What is being asked:
Write out each line in which the string "PEINAZO" is present.

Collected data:

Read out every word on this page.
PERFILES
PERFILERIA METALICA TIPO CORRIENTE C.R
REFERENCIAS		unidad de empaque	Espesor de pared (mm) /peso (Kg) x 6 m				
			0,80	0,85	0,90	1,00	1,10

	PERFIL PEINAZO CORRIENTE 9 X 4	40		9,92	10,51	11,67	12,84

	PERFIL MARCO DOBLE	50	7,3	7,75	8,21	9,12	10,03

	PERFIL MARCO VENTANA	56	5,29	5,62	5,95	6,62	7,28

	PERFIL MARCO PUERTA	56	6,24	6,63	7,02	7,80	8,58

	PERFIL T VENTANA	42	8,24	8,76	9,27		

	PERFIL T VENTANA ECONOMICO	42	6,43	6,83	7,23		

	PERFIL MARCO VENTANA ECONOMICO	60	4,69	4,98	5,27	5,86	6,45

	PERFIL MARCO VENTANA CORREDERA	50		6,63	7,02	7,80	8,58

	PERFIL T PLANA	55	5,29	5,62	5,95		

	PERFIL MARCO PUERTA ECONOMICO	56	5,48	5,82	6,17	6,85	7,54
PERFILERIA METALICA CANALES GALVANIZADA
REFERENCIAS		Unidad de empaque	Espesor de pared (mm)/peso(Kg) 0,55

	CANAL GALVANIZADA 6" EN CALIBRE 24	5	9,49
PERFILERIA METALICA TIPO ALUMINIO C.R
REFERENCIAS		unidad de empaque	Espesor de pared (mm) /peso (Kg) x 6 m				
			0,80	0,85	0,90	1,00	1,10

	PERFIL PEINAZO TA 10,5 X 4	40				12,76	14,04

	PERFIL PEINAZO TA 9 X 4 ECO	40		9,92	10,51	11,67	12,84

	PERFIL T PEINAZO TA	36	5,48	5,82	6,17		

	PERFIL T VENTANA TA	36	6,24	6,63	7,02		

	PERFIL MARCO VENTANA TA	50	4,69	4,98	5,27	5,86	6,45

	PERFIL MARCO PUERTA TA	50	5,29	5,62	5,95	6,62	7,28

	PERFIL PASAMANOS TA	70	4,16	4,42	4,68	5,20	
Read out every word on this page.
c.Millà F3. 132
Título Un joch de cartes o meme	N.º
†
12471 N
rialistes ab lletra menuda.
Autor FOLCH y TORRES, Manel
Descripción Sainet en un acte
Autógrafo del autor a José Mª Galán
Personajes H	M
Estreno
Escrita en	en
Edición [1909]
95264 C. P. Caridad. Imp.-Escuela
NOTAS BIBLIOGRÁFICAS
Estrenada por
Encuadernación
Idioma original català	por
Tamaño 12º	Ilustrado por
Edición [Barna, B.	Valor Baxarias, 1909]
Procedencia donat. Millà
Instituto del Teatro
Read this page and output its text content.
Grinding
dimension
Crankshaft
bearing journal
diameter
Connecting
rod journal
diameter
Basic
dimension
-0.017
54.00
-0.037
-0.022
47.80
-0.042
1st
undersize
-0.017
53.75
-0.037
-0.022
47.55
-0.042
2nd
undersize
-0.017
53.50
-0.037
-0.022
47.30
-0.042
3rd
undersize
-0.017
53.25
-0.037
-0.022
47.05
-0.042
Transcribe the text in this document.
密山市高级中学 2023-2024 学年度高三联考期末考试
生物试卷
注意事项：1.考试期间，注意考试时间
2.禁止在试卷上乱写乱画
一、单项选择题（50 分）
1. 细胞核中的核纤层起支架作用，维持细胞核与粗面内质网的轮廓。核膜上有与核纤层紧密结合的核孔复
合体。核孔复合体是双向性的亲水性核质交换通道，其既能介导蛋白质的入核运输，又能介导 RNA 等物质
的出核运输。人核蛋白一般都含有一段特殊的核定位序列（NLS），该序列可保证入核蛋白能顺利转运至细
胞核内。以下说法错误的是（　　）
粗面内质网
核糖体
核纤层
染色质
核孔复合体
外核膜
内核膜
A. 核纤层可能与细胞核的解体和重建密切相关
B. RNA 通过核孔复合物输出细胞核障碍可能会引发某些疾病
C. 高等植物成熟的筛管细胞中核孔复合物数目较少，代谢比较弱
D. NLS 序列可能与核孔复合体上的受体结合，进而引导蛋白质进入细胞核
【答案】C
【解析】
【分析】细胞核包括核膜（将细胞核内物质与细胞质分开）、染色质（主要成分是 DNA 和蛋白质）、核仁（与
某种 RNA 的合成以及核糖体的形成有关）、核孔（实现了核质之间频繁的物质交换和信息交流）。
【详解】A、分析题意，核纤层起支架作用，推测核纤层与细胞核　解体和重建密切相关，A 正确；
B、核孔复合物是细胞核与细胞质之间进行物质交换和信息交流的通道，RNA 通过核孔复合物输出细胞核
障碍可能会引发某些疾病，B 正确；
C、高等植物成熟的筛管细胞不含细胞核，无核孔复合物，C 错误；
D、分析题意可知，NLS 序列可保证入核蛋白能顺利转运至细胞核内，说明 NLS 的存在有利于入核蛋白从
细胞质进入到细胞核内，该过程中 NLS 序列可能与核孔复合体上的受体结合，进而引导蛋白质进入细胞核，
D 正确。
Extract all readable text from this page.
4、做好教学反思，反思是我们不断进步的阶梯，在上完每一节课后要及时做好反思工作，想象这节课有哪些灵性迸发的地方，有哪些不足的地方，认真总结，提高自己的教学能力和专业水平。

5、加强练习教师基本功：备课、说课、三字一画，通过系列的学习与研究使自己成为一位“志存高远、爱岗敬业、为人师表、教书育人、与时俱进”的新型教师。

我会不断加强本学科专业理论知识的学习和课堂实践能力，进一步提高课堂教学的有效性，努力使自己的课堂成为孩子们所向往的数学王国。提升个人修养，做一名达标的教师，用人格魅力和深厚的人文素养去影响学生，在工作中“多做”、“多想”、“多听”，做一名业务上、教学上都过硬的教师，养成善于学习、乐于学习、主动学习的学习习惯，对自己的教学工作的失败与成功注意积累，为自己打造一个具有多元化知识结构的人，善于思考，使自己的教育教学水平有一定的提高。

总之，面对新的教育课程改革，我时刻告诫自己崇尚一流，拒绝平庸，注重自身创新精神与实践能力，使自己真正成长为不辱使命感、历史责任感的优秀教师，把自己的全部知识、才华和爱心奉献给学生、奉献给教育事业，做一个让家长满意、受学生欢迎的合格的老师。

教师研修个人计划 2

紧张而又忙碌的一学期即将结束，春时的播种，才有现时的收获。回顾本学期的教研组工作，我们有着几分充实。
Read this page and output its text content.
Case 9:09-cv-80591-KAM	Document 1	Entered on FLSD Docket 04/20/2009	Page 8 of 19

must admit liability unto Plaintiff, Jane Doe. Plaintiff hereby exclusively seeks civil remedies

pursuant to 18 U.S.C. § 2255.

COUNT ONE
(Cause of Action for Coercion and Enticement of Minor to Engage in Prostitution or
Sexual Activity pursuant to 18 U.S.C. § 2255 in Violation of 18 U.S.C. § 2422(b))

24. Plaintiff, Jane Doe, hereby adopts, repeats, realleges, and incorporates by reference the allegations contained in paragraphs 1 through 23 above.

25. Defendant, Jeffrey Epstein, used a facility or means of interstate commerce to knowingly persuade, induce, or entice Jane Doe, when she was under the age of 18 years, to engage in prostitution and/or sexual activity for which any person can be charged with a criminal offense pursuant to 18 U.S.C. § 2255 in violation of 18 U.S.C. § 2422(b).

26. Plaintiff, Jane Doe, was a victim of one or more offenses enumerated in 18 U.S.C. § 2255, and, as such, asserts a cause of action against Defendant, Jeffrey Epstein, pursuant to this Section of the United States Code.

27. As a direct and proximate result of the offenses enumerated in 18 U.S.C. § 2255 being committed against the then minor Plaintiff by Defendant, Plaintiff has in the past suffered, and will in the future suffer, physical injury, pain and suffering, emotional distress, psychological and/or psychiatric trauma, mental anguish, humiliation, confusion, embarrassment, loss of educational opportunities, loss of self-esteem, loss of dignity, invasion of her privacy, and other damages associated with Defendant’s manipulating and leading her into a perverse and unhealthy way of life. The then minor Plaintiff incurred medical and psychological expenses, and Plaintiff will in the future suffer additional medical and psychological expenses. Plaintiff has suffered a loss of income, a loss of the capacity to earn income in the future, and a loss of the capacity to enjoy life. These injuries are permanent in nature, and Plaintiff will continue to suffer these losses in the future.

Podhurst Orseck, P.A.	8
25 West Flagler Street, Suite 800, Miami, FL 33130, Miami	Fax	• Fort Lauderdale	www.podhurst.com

Written answer:
	PERFIL PEINAZO CORRIENTE 9 X 4	40		9,92	10,51	11,67	12,84
	PERFIL PEINAZO TA 10,5 X 4	40				12,76	14,04
	PERFIL PEINAZO TA 9 X 4 ECO	40		9,92	10,51	11,67	12,84
	PERFIL T PEINAZO TA	36	5,48	5,82	6,17		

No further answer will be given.